==== INPUT RECORDS

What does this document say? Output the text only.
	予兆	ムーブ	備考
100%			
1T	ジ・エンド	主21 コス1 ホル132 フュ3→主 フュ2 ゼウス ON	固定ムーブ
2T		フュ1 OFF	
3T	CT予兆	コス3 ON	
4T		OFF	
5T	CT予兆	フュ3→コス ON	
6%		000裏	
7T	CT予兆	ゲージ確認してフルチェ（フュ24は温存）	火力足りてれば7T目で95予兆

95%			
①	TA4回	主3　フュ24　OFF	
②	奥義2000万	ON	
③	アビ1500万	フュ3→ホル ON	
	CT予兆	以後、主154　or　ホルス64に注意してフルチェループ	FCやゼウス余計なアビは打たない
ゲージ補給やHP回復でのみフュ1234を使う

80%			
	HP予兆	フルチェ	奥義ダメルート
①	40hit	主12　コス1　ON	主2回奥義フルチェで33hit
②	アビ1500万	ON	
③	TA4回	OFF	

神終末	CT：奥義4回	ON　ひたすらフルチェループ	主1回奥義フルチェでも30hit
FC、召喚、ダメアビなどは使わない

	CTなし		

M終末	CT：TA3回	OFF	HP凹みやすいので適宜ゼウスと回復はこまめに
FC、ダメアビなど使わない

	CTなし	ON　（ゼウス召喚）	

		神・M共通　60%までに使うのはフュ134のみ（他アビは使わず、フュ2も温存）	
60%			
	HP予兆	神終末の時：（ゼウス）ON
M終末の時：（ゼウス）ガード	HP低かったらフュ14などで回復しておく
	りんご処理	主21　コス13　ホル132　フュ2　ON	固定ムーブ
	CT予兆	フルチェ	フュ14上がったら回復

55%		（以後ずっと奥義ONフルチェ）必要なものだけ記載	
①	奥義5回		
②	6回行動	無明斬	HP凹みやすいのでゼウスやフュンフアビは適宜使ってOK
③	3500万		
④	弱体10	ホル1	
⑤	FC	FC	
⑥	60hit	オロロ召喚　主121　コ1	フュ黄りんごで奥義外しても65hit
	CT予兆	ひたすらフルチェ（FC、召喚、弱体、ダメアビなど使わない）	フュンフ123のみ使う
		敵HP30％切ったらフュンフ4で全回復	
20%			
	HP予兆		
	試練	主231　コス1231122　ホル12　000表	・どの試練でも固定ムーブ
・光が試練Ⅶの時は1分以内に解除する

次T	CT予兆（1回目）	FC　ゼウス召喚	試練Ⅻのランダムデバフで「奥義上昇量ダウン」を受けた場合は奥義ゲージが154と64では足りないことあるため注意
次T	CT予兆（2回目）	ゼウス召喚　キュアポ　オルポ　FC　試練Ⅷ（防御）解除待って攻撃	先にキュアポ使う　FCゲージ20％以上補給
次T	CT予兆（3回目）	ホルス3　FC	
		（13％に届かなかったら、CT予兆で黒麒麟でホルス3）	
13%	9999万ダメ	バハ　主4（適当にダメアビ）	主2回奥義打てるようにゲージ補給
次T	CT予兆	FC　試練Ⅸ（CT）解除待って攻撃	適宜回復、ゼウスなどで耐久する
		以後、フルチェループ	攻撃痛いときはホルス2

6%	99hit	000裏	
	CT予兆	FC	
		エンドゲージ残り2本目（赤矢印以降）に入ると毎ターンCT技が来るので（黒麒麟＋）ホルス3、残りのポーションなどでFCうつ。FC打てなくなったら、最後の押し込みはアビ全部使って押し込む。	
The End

========

Using the listing above, reproduce each line without omission.

ANSWER TO THIS PROBLEM:
What does this document say? Output the text only.
	予兆	ムーブ	備考
100%			
1T	ジ・エンド	主21 コス1 ホル132 フュ3→主 フュ2 ゼウス ON	固定ムーブ
2T		フュ1 OFF	
3T	CT予兆	コス3 ON	
4T		OFF	
5T	CT予兆	フュ3→コス ON	
6%		000裏	
7T	CT予兆	ゲージ確認してフルチェ（フュ24は温存）	火力足りてれば7T目で95予兆

95%			
①	TA4回	主3　フュ24　OFF	
②	奥義2000万	ON	
③	アビ1500万	フュ3→ホル ON	
	CT予兆	以後、主154　or　ホルス64に注意してフルチェループ	FCやゼウス余計なアビは打たない
ゲージ補給やHP回復でのみフュ1234を使う

80%			
	HP予兆	フルチェ	奥義ダメルート
①	40hit	主12　コス1　ON	主2回奥義フルチェで33hit
②	アビ1500万	ON	
③	TA4回	OFF	

神終末	CT：奥義4回	ON　ひたすらフルチェループ	主1回奥義フルチェでも30hit
FC、召喚、ダメアビなどは使わない

	CTなし		

M終末	CT：TA3回	OFF	HP凹みやすいので適宜ゼウスと回復はこまめに
FC、ダメアビなど使わない

	CTなし	ON　（ゼウス召喚）	

		神・M共通　60%までに使うのはフュ134のみ（他アビは使わず、フュ2も温存）	
60%			
	HP予兆	神終末の時：（ゼウス）ON
M終末の時：（ゼウス）ガード	HP低かったらフュ14などで回復しておく
	りんご処理	主21　コス13　ホル132　フュ2　ON	固定ムーブ
	CT予兆	フルチェ	フュ14上がったら回復

55%		（以後ずっと奥義ONフルチェ）必要なものだけ記載	
①	奥義5回		
②	6回行動	無明斬	HP凹みやすいのでゼウスやフュンフアビは適宜使ってOK
③	3500万		
④	弱体10	ホル1	
⑤	FC	FC	
⑥	60hit	オロロ召喚　主121　コ1	フュ黄りんごで奥義外しても65hit
	CT予兆	ひたすらフルチェ（FC、召喚、弱体、ダメアビなど使わない）	フュンフ123のみ使う
		敵HP30％切ったらフュンフ4で全回復	
20%			
	HP予兆		
	試練	主231　コス1231122　ホル12　000表	・どの試練でも固定ムーブ
・光が試練Ⅶの時は1分以内に解除する

次T	CT予兆（1回目）	FC　ゼウス召喚	試練Ⅻのランダムデバフで「奥義上昇量ダウン」を受けた場合は奥義ゲージが154と64では足りないことあるため注意
次T	CT予兆（2回目）	ゼウス召喚　キュアポ　オルポ　FC　試練Ⅷ（防御）解除待って攻撃	先にキュアポ使う　FCゲージ20％以上補給
次T	CT予兆（3回目）	ホルス3　FC	
		（13％に届かなかったら、CT予兆で黒麒麟でホルス3）	
13%	9999万ダメ	バハ　主4（適当にダメアビ）	主2回奥義打てるようにゲージ補給
次T	CT予兆	FC　試練Ⅸ（CT）解除待って攻撃	適宜回復、ゼウスなどで耐久する
		以後、フルチェループ	攻撃痛いときはホルス2

6%	99hit	000裏	
	CT予兆	FC	
		エンドゲージ残り2本目（赤矢印以降）に入ると毎ターンCT技が来るので（黒麒麟＋）ホルス3、残りのポーションなどでFCうつ。FC打てなくなったら、最後の押し込みはアビ全部使って押し込む。	
The End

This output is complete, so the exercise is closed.